**Request**
All of the data below must be repeated exactly.

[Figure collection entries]
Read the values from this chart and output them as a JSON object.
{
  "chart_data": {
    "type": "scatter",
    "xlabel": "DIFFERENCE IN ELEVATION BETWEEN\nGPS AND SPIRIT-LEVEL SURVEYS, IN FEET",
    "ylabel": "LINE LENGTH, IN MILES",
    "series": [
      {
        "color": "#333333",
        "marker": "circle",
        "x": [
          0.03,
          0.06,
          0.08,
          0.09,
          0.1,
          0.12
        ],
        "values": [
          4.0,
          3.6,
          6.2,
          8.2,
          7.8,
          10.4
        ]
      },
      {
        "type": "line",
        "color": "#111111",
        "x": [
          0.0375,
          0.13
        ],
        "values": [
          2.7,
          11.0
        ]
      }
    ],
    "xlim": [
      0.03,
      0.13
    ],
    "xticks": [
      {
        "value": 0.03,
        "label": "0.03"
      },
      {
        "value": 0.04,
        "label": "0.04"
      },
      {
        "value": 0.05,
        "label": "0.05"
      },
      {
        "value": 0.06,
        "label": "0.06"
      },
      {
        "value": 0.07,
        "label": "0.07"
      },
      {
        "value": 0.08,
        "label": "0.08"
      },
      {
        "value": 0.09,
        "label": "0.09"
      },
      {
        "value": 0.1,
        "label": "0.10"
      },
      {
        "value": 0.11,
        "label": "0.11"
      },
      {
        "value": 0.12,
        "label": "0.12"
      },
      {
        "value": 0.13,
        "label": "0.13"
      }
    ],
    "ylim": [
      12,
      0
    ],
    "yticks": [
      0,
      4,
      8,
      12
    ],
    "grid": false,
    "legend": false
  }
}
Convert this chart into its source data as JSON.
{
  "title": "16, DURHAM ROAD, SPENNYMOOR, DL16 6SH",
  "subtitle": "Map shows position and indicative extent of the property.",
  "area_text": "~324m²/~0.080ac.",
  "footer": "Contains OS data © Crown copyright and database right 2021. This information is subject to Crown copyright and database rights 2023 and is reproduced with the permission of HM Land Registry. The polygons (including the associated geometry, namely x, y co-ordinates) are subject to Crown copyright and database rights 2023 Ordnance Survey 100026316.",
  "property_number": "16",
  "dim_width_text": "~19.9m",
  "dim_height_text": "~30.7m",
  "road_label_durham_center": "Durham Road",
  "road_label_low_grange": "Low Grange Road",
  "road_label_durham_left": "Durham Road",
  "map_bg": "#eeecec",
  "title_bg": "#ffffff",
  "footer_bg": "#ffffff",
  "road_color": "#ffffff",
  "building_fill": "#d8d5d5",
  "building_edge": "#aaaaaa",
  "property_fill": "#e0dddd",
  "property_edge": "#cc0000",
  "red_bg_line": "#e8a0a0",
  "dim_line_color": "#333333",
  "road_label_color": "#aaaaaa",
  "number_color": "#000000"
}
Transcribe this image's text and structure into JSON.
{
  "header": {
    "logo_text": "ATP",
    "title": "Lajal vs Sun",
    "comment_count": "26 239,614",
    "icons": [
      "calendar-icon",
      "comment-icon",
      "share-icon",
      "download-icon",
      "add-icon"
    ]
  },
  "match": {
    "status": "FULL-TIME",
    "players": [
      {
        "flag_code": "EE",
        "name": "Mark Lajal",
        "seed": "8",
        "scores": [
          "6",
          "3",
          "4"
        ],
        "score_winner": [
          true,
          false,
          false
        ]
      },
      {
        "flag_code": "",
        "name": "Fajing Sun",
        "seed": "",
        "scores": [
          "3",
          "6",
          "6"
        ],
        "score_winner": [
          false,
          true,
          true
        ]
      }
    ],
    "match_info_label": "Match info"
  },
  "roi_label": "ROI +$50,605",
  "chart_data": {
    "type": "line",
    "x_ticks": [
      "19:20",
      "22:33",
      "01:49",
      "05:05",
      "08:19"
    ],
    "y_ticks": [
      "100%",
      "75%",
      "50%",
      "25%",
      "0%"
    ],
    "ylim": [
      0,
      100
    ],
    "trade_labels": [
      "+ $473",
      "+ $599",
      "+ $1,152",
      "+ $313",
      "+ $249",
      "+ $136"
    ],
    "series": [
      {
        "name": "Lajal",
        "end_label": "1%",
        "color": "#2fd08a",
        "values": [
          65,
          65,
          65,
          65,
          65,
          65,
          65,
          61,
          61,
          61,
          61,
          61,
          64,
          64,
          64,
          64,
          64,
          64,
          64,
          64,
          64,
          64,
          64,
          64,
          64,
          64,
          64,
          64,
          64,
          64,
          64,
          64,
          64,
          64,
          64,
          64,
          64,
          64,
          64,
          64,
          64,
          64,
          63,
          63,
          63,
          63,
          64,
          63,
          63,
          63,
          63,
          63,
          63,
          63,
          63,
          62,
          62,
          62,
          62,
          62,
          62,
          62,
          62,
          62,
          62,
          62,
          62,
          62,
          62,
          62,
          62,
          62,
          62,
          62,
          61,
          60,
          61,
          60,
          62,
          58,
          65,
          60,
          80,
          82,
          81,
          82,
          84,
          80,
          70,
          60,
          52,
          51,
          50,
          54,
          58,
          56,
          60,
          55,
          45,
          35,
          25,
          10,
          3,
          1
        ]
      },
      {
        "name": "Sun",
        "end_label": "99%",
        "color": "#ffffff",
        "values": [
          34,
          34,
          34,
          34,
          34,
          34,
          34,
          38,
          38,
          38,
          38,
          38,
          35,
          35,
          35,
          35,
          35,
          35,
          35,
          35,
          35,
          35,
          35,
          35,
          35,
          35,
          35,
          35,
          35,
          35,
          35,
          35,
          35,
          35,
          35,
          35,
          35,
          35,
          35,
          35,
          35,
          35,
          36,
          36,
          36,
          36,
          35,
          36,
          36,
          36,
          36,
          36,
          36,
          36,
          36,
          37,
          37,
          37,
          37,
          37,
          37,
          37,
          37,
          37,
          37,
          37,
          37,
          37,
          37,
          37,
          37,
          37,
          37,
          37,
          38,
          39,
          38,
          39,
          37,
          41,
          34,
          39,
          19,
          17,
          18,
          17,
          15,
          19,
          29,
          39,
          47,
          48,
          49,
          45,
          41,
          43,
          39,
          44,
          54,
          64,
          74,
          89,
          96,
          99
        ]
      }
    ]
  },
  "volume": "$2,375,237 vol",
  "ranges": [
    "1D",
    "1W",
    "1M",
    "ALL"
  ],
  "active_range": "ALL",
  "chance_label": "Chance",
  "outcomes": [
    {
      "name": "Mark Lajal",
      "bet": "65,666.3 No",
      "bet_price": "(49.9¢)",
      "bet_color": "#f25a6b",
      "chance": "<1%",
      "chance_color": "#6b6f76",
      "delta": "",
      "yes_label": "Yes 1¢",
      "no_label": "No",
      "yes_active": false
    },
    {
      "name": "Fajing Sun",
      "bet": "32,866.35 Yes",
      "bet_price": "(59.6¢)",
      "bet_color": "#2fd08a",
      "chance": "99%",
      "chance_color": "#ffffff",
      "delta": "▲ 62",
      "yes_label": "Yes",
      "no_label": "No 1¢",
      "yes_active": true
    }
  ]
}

**Answer to the task**
Read the values from this chart and output them as a JSON object.
{
  "chart_data": {
    "type": "scatter",
    "xlabel": "DIFFERENCE IN ELEVATION BETWEEN\nGPS AND SPIRIT-LEVEL SURVEYS, IN FEET",
    "ylabel": "LINE LENGTH, IN MILES",
    "series": [
      {
        "color": "#333333",
        "marker": "circle",
        "x": [
          0.03,
          0.06,
          0.08,
          0.09,
          0.1,
          0.12
        ],
        "values": [
          4.0,
          3.6,
          6.2,
          8.2,
          7.8,
          10.4
        ]
      },
      {
        "type": "line",
        "color": "#111111",
        "x": [
          0.0375,
          0.13
        ],
        "values": [
          2.7,
          11.0
        ]
      }
    ],
    "xlim": [
      0.03,
      0.13
    ],
    "xticks": [
      {
        "value": 0.03,
        "label": "0.03"
      },
      {
        "value": 0.04,
        "label": "0.04"
      },
      {
        "value": 0.05,
        "label": "0.05"
      },
      {
        "value": 0.06,
        "label": "0.06"
      },
      {
        "value": 0.07,
        "label": "0.07"
      },
      {
        "value": 0.08,
        "label": "0.08"
      },
      {
        "value": 0.09,
        "label": "0.09"
      },
      {
        "value": 0.1,
        "label": "0.10"
      },
      {
        "value": 0.11,
        "label": "0.11"
      },
      {
        "value": 0.12,
        "label": "0.12"
      },
      {
        "value": 0.13,
        "label": "0.13"
      }
    ],
    "ylim": [
      12,
      0
    ],
    "yticks": [
      0,
      4,
      8,
      12
    ],
    "grid": false,
    "legend": false
  }
}
Convert this chart into its source data as JSON.
{
  "title": "16, DURHAM ROAD, SPENNYMOOR, DL16 6SH",
  "subtitle": "Map shows position and indicative extent of the property.",
  "area_text": "~324m²/~0.080ac.",
  "footer": "Contains OS data © Crown copyright and database right 2021. This information is subject to Crown copyright and database rights 2023 and is reproduced with the permission of HM Land Registry. The polygons (including the associated geometry, namely x, y co-ordinates) are subject to Crown copyright and database rights 2023 Ordnance Survey 100026316.",
  "property_number": "16",
  "dim_width_text": "~19.9m",
  "dim_height_text": "~30.7m",
  "road_label_durham_center": "Durham Road",
  "road_label_low_grange": "Low Grange Road",
  "road_label_durham_left": "Durham Road",
  "map_bg": "#eeecec",
  "title_bg": "#ffffff",
  "footer_bg": "#ffffff",
  "road_color": "#ffffff",
  "building_fill": "#d8d5d5",
  "building_edge": "#aaaaaa",
  "property_fill": "#e0dddd",
  "property_edge": "#cc0000",
  "red_bg_line": "#e8a0a0",
  "dim_line_color": "#333333",
  "road_label_color": "#aaaaaa",
  "number_color": "#000000"
}
Transcribe this image's text and structure into JSON.
{
  "header": {
    "logo_text": "ATP",
    "title": "Lajal vs Sun",
    "comment_count": "26 239,614",
    "icons": [
      "calendar-icon",
      "comment-icon",
      "share-icon",
      "download-icon",
      "add-icon"
    ]
  },
  "match": {
    "status": "FULL-TIME",
    "players": [
      {
        "flag_code": "EE",
        "name": "Mark Lajal",
        "seed": "8",
        "scores": [
          "6",
          "3",
          "4"
        ],
        "score_winner": [
          true,
          false,
          false
        ]
      },
      {
        "flag_code": "",
        "name": "Fajing Sun",
        "seed": "",
        "scores": [
          "3",
          "6",
          "6"
        ],
        "score_winner": [
          false,
          true,
          true
        ]
      }
    ],
    "match_info_label": "Match info"
  },
  "roi_label": "ROI +$50,605",
  "chart_data": {
    "type": "line",
    "x_ticks": [
      "19:20",
      "22:33",
      "01:49",
      "05:05",
      "08:19"
    ],
    "y_ticks": [
      "100%",
      "75%",
      "50%",
      "25%",
      "0%"
    ],
    "ylim": [
      0,
      100
    ],
    "trade_labels": [
      "+ $473",
      "+ $599",
      "+ $1,152",
      "+ $313",
      "+ $249",
      "+ $136"
    ],
    "series": [
      {
        "name": "Lajal",
        "end_label": "1%",
        "color": "#2fd08a",
        "values": [
          65,
          65,
          65,
          65,
          65,
          65,
          65,
          61,
          61,
          61,
          61,
          61,
          64,
          64,
          64,
          64,
          64,
          64,
          64,
          64,
          64,
          64,
          64,
          64,
          64,
          64,
          64,
          64,
          64,
          64,
          64,
          64,
          64,
          64,
          64,
          64,
          64,
          64,
          64,
          64,
          64,
          64,
          63,
          63,
          63,
          63,
          64,
          63,
          63,
          63,
          63,
          63,
          63,
          63,
          63,
          62,
          62,
          62,
          62,
          62,
          62,
          62,
          62,
          62,
          62,
          62,
          62,
          62,
          62,
          62,
          62,
          62,
          62,
          62,
          61,
          60,
          61,
          60,
          62,
          58,
          65,
          60,
          80,
          82,
          81,
          82,
          84,
          80,
          70,
          60,
          52,
          51,
          50,
          54,
          58,
          56,
          60,
          55,
          45,
          35,
          25,
          10,
          3,
          1
        ]
      },
      {
        "name": "Sun",
        "end_label": "99%",
        "color": "#ffffff",
        "values": [
          34,
          34,
          34,
          34,
          34,
          34,
          34,
          38,
          38,
          38,
          38,
          38,
          35,
          35,
          35,
          35,
          35,
          35,
          35,
          35,
          35,
          35,
          35,
          35,
          35,
          35,
          35,
          35,
          35,
          35,
          35,
          35,
          35,
          35,
          35,
          35,
          35,
          35,
          35,
          35,
          35,
          35,
          36,
          36,
          36,
          36,
          35,
          36,
          36,
          36,
          36,
          36,
          36,
          36,
          36,
          37,
          37,
          37,
          37,
          37,
          37,
          37,
          37,
          37,
          37,
          37,
          37,
          37,
          37,
          37,
          37,
          37,
          37,
          37,
          38,
          39,
          38,
          39,
          37,
          41,
          34,
          39,
          19,
          17,
          18,
          17,
          15,
          19,
          29,
          39,
          47,
          48,
          49,
          45,
          41,
          43,
          39,
          44,
          54,
          64,
          74,
          89,
          96,
          99
        ]
      }
    ]
  },
  "volume": "$2,375,237 vol",
  "ranges": [
    "1D",
    "1W",
    "1M",
    "ALL"
  ],
  "active_range": "ALL",
  "chance_label": "Chance",
  "outcomes": [
    {
      "name": "Mark Lajal",
      "bet": "65,666.3 No",
      "bet_price": "(49.9¢)",
      "bet_color": "#f25a6b",
      "chance": "<1%",
      "chance_color": "#6b6f76",
      "delta": "",
      "yes_label": "Yes 1¢",
      "no_label": "No",
      "yes_active": false
    },
    {
      "name": "Fajing Sun",
      "bet": "32,866.35 Yes",
      "bet_price": "(59.6¢)",
      "bet_color": "#2fd08a",
      "chance": "99%",
      "chance_color": "#ffffff",
      "delta": "▲ 62",
      "yes_label": "Yes",
      "no_label": "No 1¢",
      "yes_active": true
    }
  ]
}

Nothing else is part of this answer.